Find the string "نسبة" and gather every line that holds it.

• • • • • • •

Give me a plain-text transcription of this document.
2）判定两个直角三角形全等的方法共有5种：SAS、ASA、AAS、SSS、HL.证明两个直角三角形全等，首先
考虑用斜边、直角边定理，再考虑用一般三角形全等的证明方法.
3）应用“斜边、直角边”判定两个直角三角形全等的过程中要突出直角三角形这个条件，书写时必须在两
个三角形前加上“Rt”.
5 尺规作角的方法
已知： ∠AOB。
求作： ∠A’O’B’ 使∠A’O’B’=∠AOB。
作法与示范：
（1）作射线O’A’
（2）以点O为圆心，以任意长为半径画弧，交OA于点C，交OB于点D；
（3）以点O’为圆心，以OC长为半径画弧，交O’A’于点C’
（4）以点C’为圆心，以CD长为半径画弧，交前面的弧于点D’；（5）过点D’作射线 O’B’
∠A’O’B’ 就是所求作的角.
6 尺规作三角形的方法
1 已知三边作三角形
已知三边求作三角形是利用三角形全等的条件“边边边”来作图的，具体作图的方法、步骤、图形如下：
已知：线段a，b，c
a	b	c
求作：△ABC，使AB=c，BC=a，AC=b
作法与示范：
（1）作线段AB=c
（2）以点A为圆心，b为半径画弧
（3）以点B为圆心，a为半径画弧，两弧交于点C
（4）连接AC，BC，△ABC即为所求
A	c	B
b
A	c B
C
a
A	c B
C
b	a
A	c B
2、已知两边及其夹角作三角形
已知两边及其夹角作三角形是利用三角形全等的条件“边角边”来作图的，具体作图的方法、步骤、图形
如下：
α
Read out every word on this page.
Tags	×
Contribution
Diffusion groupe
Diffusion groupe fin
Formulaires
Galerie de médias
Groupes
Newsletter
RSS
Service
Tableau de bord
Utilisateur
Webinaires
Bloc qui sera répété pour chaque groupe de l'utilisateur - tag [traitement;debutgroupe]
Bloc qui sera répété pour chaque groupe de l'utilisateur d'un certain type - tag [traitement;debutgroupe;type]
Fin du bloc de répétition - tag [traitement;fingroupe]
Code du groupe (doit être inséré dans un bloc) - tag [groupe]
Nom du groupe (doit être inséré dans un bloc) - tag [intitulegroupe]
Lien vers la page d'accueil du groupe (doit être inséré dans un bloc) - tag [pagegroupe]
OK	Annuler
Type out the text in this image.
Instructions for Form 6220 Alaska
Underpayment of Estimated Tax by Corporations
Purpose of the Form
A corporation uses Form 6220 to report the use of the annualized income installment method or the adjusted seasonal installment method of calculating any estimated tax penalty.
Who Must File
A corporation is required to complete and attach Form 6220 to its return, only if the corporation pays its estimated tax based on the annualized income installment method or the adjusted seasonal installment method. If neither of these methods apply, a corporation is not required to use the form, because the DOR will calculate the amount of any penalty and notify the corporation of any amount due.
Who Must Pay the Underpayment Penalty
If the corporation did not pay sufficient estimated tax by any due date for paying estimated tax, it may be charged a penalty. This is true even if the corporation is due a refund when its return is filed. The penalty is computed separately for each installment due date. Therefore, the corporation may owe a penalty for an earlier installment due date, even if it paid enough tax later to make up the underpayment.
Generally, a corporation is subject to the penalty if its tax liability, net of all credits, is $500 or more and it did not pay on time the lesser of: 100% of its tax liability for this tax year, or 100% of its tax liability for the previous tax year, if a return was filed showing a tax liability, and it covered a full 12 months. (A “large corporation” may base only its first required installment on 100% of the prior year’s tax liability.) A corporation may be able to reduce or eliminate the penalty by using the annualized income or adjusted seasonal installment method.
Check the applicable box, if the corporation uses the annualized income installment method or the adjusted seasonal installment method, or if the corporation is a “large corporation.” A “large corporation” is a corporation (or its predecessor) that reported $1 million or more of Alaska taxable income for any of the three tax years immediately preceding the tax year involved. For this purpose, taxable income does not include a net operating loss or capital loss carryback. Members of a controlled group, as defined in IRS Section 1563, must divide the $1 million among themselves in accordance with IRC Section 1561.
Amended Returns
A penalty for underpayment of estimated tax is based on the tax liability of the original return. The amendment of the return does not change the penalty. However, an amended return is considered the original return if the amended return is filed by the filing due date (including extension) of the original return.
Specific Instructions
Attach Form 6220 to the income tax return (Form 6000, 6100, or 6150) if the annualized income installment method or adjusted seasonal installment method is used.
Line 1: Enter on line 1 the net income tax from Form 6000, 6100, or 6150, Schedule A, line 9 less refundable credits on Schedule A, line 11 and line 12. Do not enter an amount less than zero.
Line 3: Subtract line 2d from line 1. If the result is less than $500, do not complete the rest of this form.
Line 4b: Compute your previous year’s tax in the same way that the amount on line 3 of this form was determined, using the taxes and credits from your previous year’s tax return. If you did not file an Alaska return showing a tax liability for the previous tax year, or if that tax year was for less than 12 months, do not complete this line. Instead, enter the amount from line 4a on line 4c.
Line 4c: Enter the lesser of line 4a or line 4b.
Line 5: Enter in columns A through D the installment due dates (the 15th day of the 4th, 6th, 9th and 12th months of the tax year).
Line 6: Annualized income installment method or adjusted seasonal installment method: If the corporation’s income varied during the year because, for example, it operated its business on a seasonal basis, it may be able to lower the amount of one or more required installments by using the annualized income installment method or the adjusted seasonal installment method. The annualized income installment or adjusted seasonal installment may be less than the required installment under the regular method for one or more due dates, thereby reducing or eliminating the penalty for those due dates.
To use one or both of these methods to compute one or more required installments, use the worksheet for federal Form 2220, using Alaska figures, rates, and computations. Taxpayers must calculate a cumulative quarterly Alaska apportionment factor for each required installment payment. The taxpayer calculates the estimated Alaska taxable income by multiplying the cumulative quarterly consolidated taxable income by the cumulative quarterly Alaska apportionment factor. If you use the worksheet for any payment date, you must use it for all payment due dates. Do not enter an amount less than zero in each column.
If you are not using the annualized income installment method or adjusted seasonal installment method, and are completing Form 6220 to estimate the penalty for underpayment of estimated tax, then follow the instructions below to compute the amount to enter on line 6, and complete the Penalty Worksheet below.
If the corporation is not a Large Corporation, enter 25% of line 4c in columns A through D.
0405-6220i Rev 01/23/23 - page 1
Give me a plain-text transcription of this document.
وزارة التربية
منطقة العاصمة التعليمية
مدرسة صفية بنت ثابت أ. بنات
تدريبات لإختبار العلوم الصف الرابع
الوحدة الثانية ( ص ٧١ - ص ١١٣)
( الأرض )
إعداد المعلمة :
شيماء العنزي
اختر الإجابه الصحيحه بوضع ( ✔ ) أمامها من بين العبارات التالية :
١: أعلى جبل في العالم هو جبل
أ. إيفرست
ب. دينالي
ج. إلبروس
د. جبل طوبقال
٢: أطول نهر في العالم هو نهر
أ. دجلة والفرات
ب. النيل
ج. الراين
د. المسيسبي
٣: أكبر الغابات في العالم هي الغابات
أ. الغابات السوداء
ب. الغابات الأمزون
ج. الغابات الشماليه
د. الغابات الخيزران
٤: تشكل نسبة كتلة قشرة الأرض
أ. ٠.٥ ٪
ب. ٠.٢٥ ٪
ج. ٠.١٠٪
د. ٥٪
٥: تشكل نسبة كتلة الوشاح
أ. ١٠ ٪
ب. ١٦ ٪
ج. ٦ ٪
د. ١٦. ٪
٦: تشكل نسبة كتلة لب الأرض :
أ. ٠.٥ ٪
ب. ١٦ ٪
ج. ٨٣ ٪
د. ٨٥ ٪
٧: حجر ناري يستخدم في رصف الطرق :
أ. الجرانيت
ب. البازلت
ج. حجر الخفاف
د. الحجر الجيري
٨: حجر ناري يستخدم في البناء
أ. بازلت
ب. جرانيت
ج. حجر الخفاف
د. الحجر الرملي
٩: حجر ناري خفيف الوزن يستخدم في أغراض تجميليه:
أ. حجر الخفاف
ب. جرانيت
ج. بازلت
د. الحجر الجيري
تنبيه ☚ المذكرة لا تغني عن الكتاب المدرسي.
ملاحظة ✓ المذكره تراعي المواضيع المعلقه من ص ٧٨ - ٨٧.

• • • • • • •

- **Full answer**:
٤: تشكل نسبة كتلة قشرة الأرض
٥: تشكل نسبة كتلة الوشاح
٦: تشكل نسبة كتلة لب الأرض :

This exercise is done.